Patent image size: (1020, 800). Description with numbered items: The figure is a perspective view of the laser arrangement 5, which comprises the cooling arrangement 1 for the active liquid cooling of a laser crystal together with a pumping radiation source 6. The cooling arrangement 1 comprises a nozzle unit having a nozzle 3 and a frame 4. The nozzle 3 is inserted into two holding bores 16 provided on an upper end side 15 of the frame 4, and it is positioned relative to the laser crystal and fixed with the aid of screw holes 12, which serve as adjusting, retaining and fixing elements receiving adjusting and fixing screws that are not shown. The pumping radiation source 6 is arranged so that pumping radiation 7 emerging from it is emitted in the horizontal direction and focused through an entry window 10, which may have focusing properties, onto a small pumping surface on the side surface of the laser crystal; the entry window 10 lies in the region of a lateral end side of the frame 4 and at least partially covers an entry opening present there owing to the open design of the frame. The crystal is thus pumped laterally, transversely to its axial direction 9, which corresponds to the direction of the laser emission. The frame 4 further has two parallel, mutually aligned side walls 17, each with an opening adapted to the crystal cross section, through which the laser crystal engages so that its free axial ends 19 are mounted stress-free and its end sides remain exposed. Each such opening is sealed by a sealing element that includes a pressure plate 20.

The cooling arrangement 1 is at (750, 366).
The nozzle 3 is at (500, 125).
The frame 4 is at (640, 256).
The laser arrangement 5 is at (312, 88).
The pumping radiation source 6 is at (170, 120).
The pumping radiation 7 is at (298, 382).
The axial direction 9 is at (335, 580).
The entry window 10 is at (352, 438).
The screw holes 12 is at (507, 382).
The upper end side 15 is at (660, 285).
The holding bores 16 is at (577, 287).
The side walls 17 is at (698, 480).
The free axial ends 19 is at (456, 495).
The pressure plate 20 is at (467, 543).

...

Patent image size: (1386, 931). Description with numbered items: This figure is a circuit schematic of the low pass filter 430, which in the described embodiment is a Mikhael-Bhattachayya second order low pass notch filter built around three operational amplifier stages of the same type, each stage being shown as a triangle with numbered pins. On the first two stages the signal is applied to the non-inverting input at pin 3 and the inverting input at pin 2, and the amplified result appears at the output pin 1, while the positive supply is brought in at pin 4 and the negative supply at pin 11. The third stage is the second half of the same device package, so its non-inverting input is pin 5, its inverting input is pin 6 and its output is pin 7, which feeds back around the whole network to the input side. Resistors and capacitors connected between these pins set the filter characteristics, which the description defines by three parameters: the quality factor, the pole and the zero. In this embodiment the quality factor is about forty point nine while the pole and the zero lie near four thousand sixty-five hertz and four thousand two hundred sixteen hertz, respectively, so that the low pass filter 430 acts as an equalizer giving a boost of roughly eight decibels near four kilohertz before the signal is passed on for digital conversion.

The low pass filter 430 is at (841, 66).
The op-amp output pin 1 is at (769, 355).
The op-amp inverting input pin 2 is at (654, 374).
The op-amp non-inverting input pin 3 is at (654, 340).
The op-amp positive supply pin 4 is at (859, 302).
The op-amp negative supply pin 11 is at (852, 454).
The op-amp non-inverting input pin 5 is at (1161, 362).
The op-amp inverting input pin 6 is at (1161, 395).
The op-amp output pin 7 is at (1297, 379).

Exercise objective » Reproduce the material above without alteration, from the line that contains "Patent image size: (1386, 931)." through the line that contains "The op-amp output pin 7 is at (1297, 379).", including both of those lines.

Complete answer »
Patent image size: (1386, 931). Description with numbered items: This figure is a circuit schematic of the low pass filter 430, which in the described embodiment is a Mikhael-Bhattachayya second order low pass notch filter built around three operational amplifier stages of the same type, each stage being shown as a triangle with numbered pins. On the first two stages the signal is applied to the non-inverting input at pin 3 and the inverting input at pin 2, and the amplified result appears at the output pin 1, while the positive supply is brought in at pin 4 and the negative supply at pin 11. The third stage is the second half of the same device package, so its non-inverting input is pin 5, its inverting input is pin 6 and its output is pin 7, which feeds back around the whole network to the input side. Resistors and capacitors connected between these pins set the filter characteristics, which the description defines by three parameters: the quality factor, the pole and the zero. In this embodiment the quality factor is about forty point nine while the pole and the zero lie near four thousand sixty-five hertz and four thousand two hundred sixteen hertz, respectively, so that the low pass filter 430 acts as an equalizer giving a boost of roughly eight decibels near four kilohertz before the signal is passed on for digital conversion.

The low pass filter 430 is at (841, 66).
The op-amp output pin 1 is at (769, 355).
The op-amp inverting input pin 2 is at (654, 374).
The op-amp non-inverting input pin 3 is at (654, 340).
The op-amp positive supply pin 4 is at (859, 302).
The op-amp negative supply pin 11 is at (852, 454).
The op-amp non-inverting input pin 5 is at (1161, 362).
The op-amp inverting input pin 6 is at (1161, 395).
The op-amp output pin 7 is at (1297, 379).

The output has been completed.